Dataset listings of figures
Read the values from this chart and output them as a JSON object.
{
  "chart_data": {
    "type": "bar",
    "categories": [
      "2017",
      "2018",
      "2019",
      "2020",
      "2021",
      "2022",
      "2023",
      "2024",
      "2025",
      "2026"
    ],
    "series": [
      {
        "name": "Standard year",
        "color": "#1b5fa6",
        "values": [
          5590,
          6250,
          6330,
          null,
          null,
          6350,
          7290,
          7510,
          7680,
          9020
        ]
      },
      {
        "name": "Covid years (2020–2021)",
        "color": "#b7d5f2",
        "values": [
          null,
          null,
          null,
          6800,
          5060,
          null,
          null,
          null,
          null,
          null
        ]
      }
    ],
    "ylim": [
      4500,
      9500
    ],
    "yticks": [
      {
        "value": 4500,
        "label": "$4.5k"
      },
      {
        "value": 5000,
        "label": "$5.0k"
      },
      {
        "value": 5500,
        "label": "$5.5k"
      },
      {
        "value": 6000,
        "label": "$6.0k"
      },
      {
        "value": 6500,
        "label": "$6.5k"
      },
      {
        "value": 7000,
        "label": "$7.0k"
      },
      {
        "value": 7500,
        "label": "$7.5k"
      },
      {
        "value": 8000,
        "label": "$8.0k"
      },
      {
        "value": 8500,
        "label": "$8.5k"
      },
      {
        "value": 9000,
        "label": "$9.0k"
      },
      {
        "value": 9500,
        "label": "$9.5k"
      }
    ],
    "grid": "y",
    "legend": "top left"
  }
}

■ Exercise brief:
Quote all the records exactly, please, leaving none out.

■ Task solution:
Read the values from this chart and output them as a JSON object.
{
  "chart_data": {
    "type": "bar",
    "categories": [
      "2017",
      "2018",
      "2019",
      "2020",
      "2021",
      "2022",
      "2023",
      "2024",
      "2025",
      "2026"
    ],
    "series": [
      {
        "name": "Standard year",
        "color": "#1b5fa6",
        "values": [
          5590,
          6250,
          6330,
          null,
          null,
          6350,
          7290,
          7510,
          7680,
          9020
        ]
      },
      {
        "name": "Covid years (2020–2021)",
        "color": "#b7d5f2",
        "values": [
          null,
          null,
          null,
          6800,
          5060,
          null,
          null,
          null,
          null,
          null
        ]
      }
    ],
    "ylim": [
      4500,
      9500
    ],
    "yticks": [
      {
        "value": 4500,
        "label": "$4.5k"
      },
      {
        "value": 5000,
        "label": "$5.0k"
      },
      {
        "value": 5500,
        "label": "$5.5k"
      },
      {
        "value": 6000,
        "label": "$6.0k"
      },
      {
        "value": 6500,
        "label": "$6.5k"
      },
      {
        "value": 7000,
        "label": "$7.0k"
      },
      {
        "value": 7500,
        "label": "$7.5k"
      },
      {
        "value": 8000,
        "label": "$8.0k"
      },
      {
        "value": 8500,
        "label": "$8.5k"
      },
      {
        "value": 9000,
        "label": "$9.0k"
      },
      {
        "value": 9500,
        "label": "$9.5k"
      }
    ],
    "grid": "y",
    "legend": "top left"
  }
}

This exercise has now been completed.